REQUIREMENT:
Return each line of the records below verbatim, in the same order, with no changes to any character.

AVAILABLE RECORDS:
>>>>>
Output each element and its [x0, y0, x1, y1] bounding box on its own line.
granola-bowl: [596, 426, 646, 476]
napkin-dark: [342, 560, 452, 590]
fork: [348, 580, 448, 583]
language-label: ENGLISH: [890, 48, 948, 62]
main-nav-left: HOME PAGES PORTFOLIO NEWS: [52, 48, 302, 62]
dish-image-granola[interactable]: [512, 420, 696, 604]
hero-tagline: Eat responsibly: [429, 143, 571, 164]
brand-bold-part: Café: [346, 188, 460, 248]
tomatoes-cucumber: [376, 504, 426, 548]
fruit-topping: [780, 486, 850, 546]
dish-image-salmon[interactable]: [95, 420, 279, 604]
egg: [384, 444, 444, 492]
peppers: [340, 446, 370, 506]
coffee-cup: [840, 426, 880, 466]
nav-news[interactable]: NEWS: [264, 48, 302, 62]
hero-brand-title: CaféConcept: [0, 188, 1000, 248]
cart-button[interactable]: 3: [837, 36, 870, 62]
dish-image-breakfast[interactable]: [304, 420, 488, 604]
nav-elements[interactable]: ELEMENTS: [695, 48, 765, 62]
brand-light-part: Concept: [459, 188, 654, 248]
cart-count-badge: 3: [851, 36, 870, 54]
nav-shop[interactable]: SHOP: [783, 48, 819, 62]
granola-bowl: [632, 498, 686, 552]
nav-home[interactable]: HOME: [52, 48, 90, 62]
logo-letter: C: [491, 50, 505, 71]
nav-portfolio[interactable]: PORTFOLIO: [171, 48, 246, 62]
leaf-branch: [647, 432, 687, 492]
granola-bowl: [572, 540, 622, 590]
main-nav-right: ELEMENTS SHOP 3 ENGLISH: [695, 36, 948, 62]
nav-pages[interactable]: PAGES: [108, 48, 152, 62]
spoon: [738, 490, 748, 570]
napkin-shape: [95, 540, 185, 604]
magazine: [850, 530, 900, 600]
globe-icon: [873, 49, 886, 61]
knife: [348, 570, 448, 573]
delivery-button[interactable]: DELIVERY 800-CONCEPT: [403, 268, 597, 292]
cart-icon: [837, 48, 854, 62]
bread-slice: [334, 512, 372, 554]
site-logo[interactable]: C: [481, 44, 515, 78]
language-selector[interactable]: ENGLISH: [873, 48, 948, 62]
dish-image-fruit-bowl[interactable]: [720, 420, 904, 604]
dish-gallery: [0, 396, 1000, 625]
<<<<<
FINISHED TASK:
Output each element and its [x0, y0, x1, y1] bounding box on its own line.
granola-bowl: [596, 426, 646, 476]
napkin-dark: [342, 560, 452, 590]
fork: [348, 580, 448, 583]
language-label: ENGLISH: [890, 48, 948, 62]
main-nav-left: HOME PAGES PORTFOLIO NEWS: [52, 48, 302, 62]
dish-image-granola[interactable]: [512, 420, 696, 604]
hero-tagline: Eat responsibly: [429, 143, 571, 164]
brand-bold-part: Café: [346, 188, 460, 248]
tomatoes-cucumber: [376, 504, 426, 548]
fruit-topping: [780, 486, 850, 546]
dish-image-salmon[interactable]: [95, 420, 279, 604]
egg: [384, 444, 444, 492]
peppers: [340, 446, 370, 506]
coffee-cup: [840, 426, 880, 466]
nav-news[interactable]: NEWS: [264, 48, 302, 62]
hero-brand-title: CaféConcept: [0, 188, 1000, 248]
cart-button[interactable]: 3: [837, 36, 870, 62]
dish-image-breakfast[interactable]: [304, 420, 488, 604]
nav-elements[interactable]: ELEMENTS: [695, 48, 765, 62]
brand-light-part: Concept: [459, 188, 654, 248]
cart-count-badge: 3: [851, 36, 870, 54]
nav-shop[interactable]: SHOP: [783, 48, 819, 62]
granola-bowl: [632, 498, 686, 552]
nav-home[interactable]: HOME: [52, 48, 90, 62]
logo-letter: C: [491, 50, 505, 71]
nav-portfolio[interactable]: PORTFOLIO: [171, 48, 246, 62]
leaf-branch: [647, 432, 687, 492]
granola-bowl: [572, 540, 622, 590]
main-nav-right: ELEMENTS SHOP 3 ENGLISH: [695, 36, 948, 62]
nav-pages[interactable]: PAGES: [108, 48, 152, 62]
spoon: [738, 490, 748, 570]
napkin-shape: [95, 540, 185, 604]
magazine: [850, 530, 900, 600]
globe-icon: [873, 49, 886, 61]
knife: [348, 570, 448, 573]
delivery-button[interactable]: DELIVERY 800-CONCEPT: [403, 268, 597, 292]
cart-icon: [837, 48, 854, 62]
bread-slice: [334, 512, 372, 554]
site-logo[interactable]: C: [481, 44, 515, 78]
language-selector[interactable]: ENGLISH: [873, 48, 948, 62]
dish-image-fruit-bowl[interactable]: [720, 420, 904, 604]
dish-gallery: [0, 396, 1000, 625]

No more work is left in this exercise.